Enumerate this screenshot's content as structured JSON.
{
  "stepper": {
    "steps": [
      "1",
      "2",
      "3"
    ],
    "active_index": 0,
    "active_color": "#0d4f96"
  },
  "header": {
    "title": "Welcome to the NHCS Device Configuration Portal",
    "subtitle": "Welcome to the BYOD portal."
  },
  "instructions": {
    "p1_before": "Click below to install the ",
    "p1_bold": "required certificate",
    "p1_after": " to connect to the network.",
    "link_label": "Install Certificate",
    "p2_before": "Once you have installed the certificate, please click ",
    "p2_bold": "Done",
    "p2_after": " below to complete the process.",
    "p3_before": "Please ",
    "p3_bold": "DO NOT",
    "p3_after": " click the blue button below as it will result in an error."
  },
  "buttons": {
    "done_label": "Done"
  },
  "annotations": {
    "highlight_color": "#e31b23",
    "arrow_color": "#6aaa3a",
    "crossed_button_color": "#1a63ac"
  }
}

==

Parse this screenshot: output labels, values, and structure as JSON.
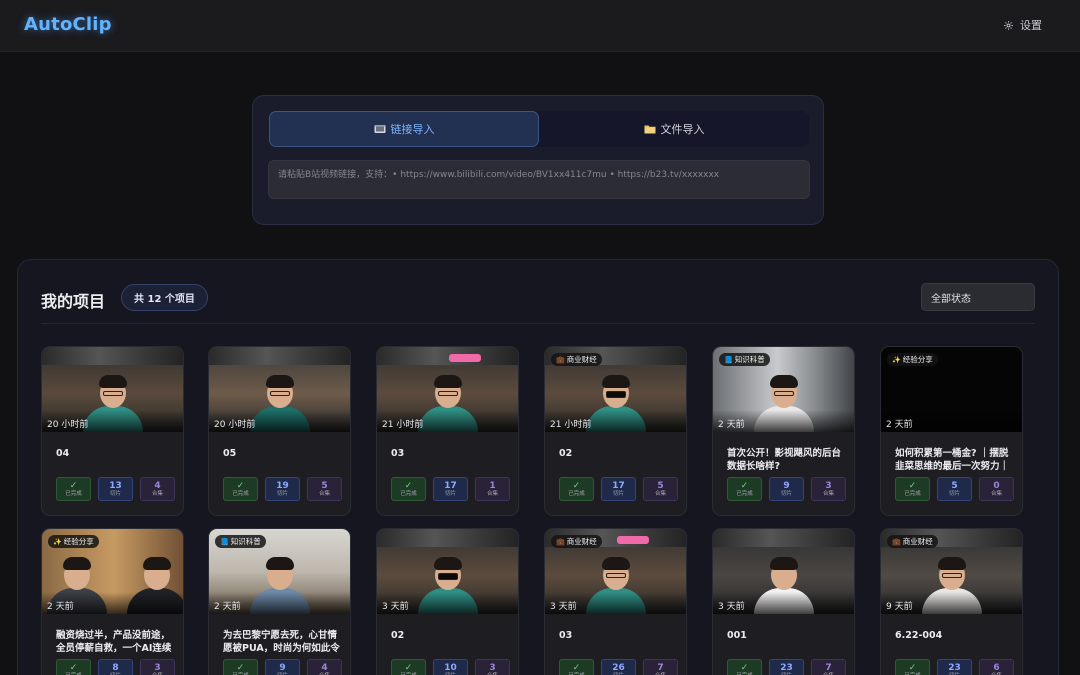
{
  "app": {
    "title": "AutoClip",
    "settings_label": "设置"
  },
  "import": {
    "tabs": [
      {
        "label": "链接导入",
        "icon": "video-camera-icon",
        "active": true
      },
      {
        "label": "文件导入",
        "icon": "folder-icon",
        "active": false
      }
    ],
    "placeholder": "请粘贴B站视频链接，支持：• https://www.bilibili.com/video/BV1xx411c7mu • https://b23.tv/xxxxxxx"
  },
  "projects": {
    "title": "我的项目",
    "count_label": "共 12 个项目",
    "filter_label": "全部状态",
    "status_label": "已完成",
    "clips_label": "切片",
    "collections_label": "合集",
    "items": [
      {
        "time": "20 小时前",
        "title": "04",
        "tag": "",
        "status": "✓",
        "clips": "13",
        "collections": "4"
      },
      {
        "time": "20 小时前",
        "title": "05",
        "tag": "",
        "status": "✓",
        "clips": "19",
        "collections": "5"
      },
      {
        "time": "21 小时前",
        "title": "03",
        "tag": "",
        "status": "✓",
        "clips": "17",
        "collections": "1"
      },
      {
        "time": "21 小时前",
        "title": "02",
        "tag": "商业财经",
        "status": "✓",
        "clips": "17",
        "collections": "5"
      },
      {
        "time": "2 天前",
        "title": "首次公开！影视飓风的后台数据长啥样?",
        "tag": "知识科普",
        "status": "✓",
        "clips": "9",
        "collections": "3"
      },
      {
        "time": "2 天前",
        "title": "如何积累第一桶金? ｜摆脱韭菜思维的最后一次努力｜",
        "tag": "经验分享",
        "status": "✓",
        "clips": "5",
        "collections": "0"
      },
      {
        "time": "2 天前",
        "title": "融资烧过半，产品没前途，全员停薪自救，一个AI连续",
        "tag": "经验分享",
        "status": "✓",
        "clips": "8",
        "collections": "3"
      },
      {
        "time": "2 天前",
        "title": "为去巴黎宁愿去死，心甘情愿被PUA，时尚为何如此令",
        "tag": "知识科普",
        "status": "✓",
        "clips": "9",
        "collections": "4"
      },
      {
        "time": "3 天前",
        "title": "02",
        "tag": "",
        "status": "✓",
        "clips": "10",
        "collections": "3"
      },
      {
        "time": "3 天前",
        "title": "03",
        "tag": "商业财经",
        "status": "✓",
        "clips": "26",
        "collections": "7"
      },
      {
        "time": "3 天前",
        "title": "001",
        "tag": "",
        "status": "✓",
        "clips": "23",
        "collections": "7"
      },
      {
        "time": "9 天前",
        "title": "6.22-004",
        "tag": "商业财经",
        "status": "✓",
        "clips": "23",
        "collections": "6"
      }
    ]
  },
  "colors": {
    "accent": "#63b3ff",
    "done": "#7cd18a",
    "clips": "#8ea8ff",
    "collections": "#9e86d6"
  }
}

**Brief**. Return every line of the preceding records in which the word "JSON" appears.

**Answer**.
Enumerate this screenshot's content as structured JSON.
Parse this screenshot: output labels, values, and structure as JSON.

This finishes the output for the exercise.